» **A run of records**
■ ■ ■

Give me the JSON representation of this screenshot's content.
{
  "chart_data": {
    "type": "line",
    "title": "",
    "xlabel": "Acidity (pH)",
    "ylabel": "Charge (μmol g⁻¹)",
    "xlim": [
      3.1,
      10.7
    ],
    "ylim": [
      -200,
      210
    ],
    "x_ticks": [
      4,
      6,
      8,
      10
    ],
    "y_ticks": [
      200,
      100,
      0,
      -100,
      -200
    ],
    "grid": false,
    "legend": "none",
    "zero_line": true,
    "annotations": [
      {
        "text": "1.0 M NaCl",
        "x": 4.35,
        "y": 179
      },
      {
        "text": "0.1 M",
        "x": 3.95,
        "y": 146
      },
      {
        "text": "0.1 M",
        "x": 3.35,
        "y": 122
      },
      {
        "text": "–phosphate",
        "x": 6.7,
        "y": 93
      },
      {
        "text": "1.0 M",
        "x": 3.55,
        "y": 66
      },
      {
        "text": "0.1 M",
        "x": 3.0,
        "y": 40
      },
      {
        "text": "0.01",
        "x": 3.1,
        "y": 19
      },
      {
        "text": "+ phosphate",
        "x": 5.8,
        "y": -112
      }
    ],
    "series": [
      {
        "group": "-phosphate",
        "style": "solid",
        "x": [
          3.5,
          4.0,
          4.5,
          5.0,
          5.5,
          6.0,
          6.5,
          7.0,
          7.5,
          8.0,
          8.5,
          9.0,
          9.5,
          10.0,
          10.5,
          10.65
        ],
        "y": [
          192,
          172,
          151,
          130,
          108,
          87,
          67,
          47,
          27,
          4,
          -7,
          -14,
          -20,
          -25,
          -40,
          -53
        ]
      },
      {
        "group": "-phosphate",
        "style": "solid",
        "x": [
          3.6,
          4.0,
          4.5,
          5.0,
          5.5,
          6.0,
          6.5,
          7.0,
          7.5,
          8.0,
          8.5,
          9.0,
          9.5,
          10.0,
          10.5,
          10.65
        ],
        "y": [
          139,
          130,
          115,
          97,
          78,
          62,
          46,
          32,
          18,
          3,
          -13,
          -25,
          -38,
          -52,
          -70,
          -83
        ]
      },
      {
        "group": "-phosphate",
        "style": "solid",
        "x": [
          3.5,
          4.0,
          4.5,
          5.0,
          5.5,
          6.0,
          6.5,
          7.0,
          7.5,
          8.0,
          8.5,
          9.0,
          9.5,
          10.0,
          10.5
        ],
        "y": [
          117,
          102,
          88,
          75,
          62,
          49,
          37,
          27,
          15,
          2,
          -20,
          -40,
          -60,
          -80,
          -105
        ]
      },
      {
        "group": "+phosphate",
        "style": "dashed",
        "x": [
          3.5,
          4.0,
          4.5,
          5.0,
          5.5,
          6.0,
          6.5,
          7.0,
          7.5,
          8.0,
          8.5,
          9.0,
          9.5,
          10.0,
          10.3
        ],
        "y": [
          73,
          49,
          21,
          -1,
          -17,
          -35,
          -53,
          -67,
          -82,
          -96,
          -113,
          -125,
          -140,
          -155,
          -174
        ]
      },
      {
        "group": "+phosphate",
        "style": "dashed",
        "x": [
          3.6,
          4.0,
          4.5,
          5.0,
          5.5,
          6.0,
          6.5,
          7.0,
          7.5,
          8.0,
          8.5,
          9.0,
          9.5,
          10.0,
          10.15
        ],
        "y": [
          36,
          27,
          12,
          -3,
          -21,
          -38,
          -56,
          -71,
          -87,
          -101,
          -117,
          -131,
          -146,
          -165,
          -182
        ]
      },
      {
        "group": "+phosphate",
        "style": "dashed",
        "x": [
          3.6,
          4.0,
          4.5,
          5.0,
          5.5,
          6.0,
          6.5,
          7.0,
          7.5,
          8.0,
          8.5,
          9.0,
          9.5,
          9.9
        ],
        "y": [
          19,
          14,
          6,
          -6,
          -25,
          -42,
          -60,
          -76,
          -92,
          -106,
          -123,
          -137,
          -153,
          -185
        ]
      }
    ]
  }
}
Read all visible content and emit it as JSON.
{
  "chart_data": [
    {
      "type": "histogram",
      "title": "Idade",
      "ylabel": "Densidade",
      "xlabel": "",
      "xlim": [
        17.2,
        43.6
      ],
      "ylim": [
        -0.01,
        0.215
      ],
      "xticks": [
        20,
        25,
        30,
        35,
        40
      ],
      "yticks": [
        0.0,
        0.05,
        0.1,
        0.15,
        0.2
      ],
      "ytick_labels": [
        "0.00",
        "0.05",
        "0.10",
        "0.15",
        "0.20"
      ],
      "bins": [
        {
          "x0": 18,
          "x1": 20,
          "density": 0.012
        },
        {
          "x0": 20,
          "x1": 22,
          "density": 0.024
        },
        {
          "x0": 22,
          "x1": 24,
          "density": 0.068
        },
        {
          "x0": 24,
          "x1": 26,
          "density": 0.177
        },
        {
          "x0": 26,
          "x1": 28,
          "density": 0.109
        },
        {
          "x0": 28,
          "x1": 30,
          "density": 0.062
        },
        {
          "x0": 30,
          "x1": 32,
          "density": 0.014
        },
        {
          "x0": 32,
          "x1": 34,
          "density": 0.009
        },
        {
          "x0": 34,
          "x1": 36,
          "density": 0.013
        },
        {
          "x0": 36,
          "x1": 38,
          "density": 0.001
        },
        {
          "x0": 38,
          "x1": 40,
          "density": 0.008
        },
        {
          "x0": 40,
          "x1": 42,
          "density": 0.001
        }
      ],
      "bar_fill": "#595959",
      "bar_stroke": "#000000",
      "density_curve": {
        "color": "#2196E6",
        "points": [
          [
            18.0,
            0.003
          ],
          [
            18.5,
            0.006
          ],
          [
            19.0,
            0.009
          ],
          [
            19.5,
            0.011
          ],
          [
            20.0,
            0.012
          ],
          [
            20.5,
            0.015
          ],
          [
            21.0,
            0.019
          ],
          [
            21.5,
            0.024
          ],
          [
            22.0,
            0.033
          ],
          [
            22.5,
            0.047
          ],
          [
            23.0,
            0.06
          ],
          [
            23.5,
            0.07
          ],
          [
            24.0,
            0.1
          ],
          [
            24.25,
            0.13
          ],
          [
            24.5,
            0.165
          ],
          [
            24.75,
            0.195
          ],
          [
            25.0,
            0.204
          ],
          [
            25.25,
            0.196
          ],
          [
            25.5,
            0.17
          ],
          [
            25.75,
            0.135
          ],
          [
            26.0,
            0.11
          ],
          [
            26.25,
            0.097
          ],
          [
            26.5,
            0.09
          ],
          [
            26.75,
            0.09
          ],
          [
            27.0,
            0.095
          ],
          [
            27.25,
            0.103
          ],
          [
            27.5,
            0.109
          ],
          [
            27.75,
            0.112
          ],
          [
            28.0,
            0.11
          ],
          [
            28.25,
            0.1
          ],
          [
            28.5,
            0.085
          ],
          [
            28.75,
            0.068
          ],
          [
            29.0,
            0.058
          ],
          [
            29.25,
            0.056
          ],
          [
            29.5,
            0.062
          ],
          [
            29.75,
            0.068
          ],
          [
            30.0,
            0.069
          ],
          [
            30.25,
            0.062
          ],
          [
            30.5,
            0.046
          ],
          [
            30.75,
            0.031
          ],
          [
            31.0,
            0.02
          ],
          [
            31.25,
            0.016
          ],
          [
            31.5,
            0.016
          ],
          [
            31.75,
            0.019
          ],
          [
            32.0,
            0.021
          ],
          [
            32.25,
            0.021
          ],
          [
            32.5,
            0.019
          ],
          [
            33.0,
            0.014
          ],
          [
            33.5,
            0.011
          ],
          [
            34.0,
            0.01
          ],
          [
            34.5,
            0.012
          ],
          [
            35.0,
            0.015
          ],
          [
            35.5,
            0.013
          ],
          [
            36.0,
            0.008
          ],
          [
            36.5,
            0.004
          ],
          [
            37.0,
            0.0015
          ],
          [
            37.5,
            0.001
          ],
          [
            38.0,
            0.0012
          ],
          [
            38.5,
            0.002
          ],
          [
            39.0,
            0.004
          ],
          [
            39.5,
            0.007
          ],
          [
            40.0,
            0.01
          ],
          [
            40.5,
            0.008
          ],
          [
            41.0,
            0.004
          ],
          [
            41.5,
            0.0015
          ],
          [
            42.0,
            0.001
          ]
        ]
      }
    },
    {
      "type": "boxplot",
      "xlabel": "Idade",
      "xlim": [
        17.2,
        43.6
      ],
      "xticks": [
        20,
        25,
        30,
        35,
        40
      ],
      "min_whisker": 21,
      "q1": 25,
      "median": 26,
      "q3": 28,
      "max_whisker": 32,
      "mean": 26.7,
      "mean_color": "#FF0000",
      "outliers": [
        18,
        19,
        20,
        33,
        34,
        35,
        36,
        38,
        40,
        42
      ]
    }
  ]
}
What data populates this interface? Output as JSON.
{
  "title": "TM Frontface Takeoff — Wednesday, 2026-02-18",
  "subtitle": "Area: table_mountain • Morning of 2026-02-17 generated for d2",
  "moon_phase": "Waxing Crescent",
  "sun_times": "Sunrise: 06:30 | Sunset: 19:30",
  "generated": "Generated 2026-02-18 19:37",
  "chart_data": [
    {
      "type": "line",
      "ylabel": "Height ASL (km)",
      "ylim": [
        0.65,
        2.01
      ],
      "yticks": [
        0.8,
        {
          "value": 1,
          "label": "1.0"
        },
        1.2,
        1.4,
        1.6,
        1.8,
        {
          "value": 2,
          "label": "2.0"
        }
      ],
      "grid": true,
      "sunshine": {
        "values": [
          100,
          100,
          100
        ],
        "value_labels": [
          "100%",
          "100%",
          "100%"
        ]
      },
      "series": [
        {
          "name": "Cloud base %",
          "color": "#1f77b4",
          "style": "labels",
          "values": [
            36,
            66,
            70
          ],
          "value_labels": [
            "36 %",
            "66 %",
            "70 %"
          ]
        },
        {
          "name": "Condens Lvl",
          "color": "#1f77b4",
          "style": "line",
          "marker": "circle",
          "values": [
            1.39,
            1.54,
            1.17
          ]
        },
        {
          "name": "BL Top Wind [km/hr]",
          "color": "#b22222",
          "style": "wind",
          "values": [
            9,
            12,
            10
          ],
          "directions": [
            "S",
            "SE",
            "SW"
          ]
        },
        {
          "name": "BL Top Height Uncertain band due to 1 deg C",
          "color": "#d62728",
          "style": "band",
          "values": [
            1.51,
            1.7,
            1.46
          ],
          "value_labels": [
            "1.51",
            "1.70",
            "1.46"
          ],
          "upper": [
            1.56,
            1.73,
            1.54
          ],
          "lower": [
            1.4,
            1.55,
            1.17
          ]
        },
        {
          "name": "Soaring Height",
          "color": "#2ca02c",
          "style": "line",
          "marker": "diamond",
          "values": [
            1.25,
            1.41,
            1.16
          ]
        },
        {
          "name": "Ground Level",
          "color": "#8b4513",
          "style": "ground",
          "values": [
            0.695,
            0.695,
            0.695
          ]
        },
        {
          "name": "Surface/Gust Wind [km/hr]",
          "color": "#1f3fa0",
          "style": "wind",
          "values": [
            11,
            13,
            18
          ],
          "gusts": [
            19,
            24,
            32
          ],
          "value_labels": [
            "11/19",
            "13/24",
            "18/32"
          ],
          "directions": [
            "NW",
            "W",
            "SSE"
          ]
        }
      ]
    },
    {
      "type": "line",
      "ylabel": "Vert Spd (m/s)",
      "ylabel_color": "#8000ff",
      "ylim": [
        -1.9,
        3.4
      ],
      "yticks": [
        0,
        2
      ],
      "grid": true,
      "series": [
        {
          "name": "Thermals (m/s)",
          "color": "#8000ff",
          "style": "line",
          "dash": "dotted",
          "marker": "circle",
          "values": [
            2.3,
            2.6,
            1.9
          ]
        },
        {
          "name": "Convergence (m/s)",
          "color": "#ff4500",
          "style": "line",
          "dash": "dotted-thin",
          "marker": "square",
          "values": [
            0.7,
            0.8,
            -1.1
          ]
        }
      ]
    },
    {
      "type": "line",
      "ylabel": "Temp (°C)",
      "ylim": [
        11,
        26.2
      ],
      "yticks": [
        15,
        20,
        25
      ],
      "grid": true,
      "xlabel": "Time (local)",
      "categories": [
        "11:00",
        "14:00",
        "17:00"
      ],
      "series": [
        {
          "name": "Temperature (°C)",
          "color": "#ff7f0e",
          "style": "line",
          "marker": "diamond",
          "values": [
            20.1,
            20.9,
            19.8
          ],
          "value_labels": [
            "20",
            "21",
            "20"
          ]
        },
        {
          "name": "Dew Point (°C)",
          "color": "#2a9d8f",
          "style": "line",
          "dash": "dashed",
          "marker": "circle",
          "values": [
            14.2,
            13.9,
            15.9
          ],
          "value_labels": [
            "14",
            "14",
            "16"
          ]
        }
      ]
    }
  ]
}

■ ■ ■

» **SET EXERCISE**
From the entries, copy out each line containing the word "Height".

» **EXERCISE SOLUTION**
      "ylabel": "Height ASL (km)",
          "name": "BL Top Height Uncertain band due to 1 deg C",
          "name": "Soaring Height",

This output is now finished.